[Extracted information]
▬▬▬▬▬▬▬▬▬▬
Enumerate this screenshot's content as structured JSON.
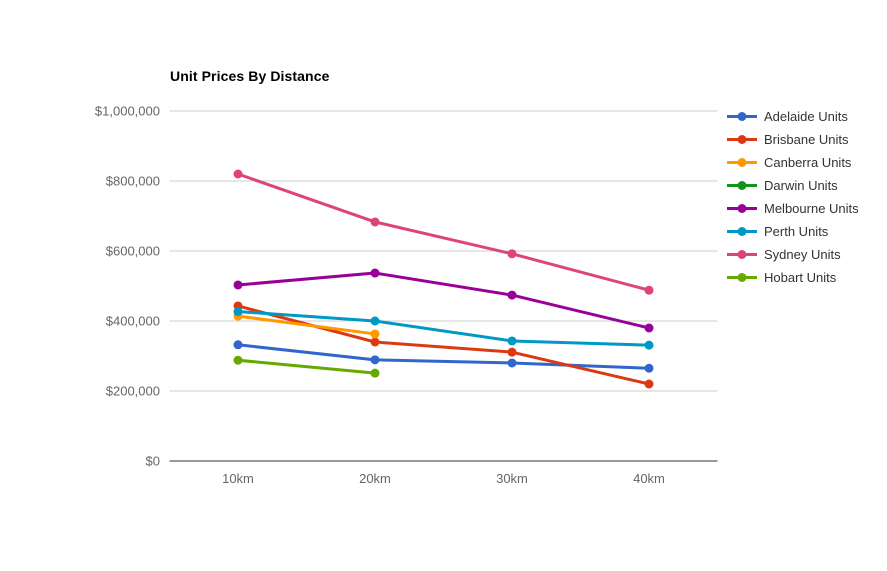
{
  "chart_data": {
    "type": "line",
    "title": "Unit Prices By Distance",
    "xlabel": "",
    "ylabel": "",
    "x_categories": [
      "10km",
      "20km",
      "30km",
      "40km"
    ],
    "ylim": [
      0,
      1000000
    ],
    "grid": true,
    "legend_position": "right",
    "y_ticks": [
      {
        "value": 0,
        "label": "$0"
      },
      {
        "value": 200000,
        "label": "$200,000"
      },
      {
        "value": 400000,
        "label": "$400,000"
      },
      {
        "value": 600000,
        "label": "$600,000"
      },
      {
        "value": 800000,
        "label": "$800,000"
      },
      {
        "value": 1000000,
        "label": "$1,000,000"
      }
    ],
    "series": [
      {
        "name": "Adelaide Units",
        "color": "#3366cc",
        "values": [
          332000,
          289000,
          280000,
          265000
        ]
      },
      {
        "name": "Brisbane Units",
        "color": "#dc3912",
        "values": [
          443000,
          340000,
          311000,
          220000
        ]
      },
      {
        "name": "Canberra Units",
        "color": "#ff9900",
        "values": [
          414000,
          363000,
          null,
          null
        ]
      },
      {
        "name": "Darwin Units",
        "color": "#109618",
        "values": [
          null,
          null,
          null,
          null
        ]
      },
      {
        "name": "Melbourne Units",
        "color": "#990099",
        "values": [
          503000,
          537000,
          474000,
          380000
        ]
      },
      {
        "name": "Perth Units",
        "color": "#0099c6",
        "values": [
          427000,
          400000,
          343000,
          331000
        ]
      },
      {
        "name": "Sydney Units",
        "color": "#dd4477",
        "values": [
          820000,
          683000,
          592000,
          488000
        ]
      },
      {
        "name": "Hobart Units",
        "color": "#66aa00",
        "values": [
          288000,
          251000,
          null,
          null
        ]
      }
    ],
    "style": {
      "gridline_color": "#cccccc",
      "baseline_color": "#333333",
      "axis_label_color": "#666666",
      "legend_text_color": "#333333",
      "background": "#ffffff"
    }
  }
}
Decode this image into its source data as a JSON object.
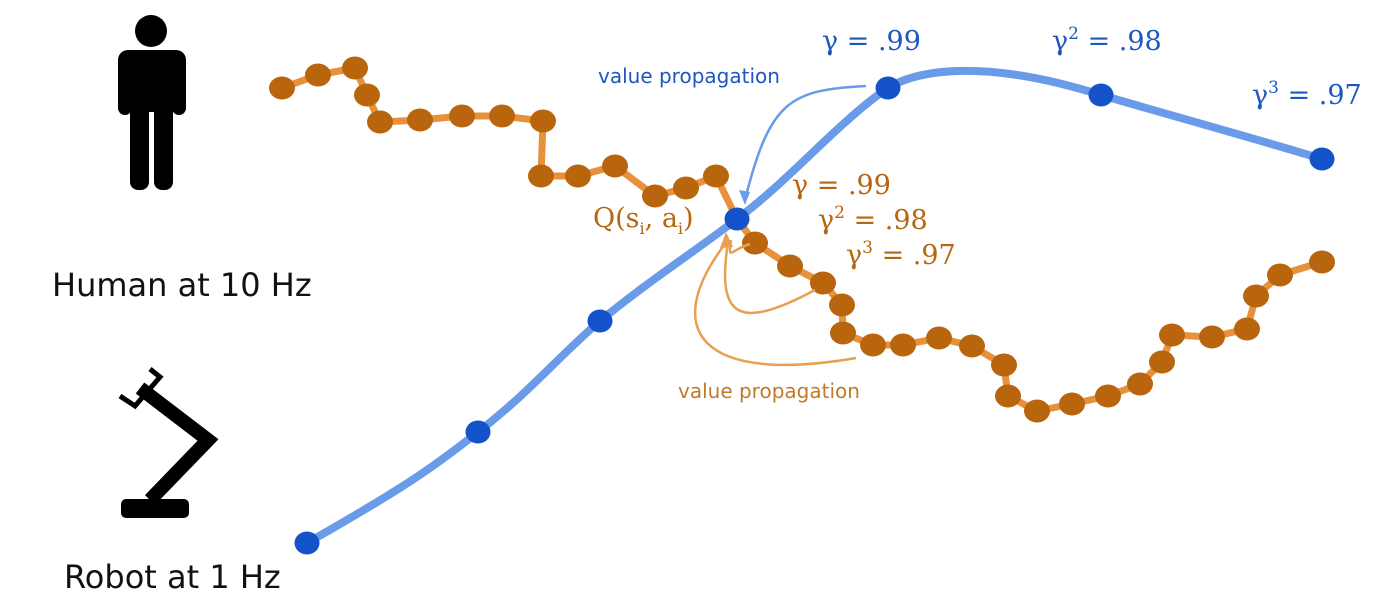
{
  "labels": {
    "human": "Human at 10 Hz",
    "robot": "Robot at 1 Hz",
    "robot_value_propagation": "value propagation",
    "human_value_propagation": "value propagation",
    "q_value": {
      "prefix": "Q(s",
      "sub1": "i",
      "mid": ", a",
      "sub2": "i",
      "suffix": ")"
    }
  },
  "robot_discounts": [
    {
      "symbol": "γ",
      "power": "",
      "value": "= .99"
    },
    {
      "symbol": "γ",
      "power": "2",
      "value": "= .98"
    },
    {
      "symbol": "γ",
      "power": "3",
      "value": "= .97"
    }
  ],
  "human_discounts": [
    {
      "symbol": "γ",
      "power": "",
      "value": "= .99"
    },
    {
      "symbol": "γ",
      "power": "2",
      "value": "= .98"
    },
    {
      "symbol": "γ",
      "power": "3",
      "value": "= .97"
    }
  ],
  "icons": [
    "human-figure-icon",
    "robot-arm-icon"
  ],
  "colors": {
    "robot_line": "#6a9be8",
    "robot_dot": "#1452c9",
    "robot_text": "#1e57c0",
    "human_line": "#e8913b",
    "human_dot": "#b8650e",
    "human_text": "#c07a2a",
    "human_arrow": "#e8a050",
    "icon": "#000000"
  }
}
▬▬▬▬▬▬▬▬▬▬
[Instruction] Copy the listing word for word, excluding its pictures.

[The answer]
Enumerate this screenshot's content as structured JSON.
{
  "chart_data": {
    "type": "line",
    "title": "Unit Prices By Distance",
    "xlabel": "",
    "ylabel": "",
    "x_categories": [
      "10km",
      "20km",
      "30km",
      "40km"
    ],
    "ylim": [
      0,
      1000000
    ],
    "grid": true,
    "legend_position": "right",
    "y_ticks": [
      {
        "value": 0,
        "label": "$0"
      },
      {
        "value": 200000,
        "label": "$200,000"
      },
      {
        "value": 400000,
        "label": "$400,000"
      },
      {
        "value": 600000,
        "label": "$600,000"
      },
      {
        "value": 800000,
        "label": "$800,000"
      },
      {
        "value": 1000000,
        "label": "$1,000,000"
      }
    ],
    "series": [
      {
        "name": "Adelaide Units",
        "color": "#3366cc",
        "values": [
          332000,
          289000,
          280000,
          265000
        ]
      },
      {
        "name": "Brisbane Units",
        "color": "#dc3912",
        "values": [
          443000,
          340000,
          311000,
          220000
        ]
      },
      {
        "name": "Canberra Units",
        "color": "#ff9900",
        "values": [
          414000,
          363000,
          null,
          null
        ]
      },
      {
        "name": "Darwin Units",
        "color": "#109618",
        "values": [
          null,
          null,
          null,
          null
        ]
      },
      {
        "name": "Melbourne Units",
        "color": "#990099",
        "values": [
          503000,
          537000,
          474000,
          380000
        ]
      },
      {
        "name": "Perth Units",
        "color": "#0099c6",
        "values": [
          427000,
          400000,
          343000,
          331000
        ]
      },
      {
        "name": "Sydney Units",
        "color": "#dd4477",
        "values": [
          820000,
          683000,
          592000,
          488000
        ]
      },
      {
        "name": "Hobart Units",
        "color": "#66aa00",
        "values": [
          288000,
          251000,
          null,
          null
        ]
      }
    ],
    "style": {
      "gridline_color": "#cccccc",
      "baseline_color": "#333333",
      "axis_label_color": "#666666",
      "legend_text_color": "#333333",
      "background": "#ffffff"
    }
  }
}
Decode this image into its source data as a JSON object.
{
  "labels": {
    "human": "Human at 10 Hz",
    "robot": "Robot at 1 Hz",
    "robot_value_propagation": "value propagation",
    "human_value_propagation": "value propagation",
    "q_value": {
      "prefix": "Q(s",
      "sub1": "i",
      "mid": ", a",
      "sub2": "i",
      "suffix": ")"
    }
  },
  "robot_discounts": [
    {
      "symbol": "γ",
      "power": "",
      "value": "= .99"
    },
    {
      "symbol": "γ",
      "power": "2",
      "value": "= .98"
    },
    {
      "symbol": "γ",
      "power": "3",
      "value": "= .97"
    }
  ],
  "human_discounts": [
    {
      "symbol": "γ",
      "power": "",
      "value": "= .99"
    },
    {
      "symbol": "γ",
      "power": "2",
      "value": "= .98"
    },
    {
      "symbol": "γ",
      "power": "3",
      "value": "= .97"
    }
  ],
  "icons": [
    "human-figure-icon",
    "robot-arm-icon"
  ],
  "colors": {
    "robot_line": "#6a9be8",
    "robot_dot": "#1452c9",
    "robot_text": "#1e57c0",
    "human_line": "#e8913b",
    "human_dot": "#b8650e",
    "human_text": "#c07a2a",
    "human_arrow": "#e8a050",
    "icon": "#000000"
  }
}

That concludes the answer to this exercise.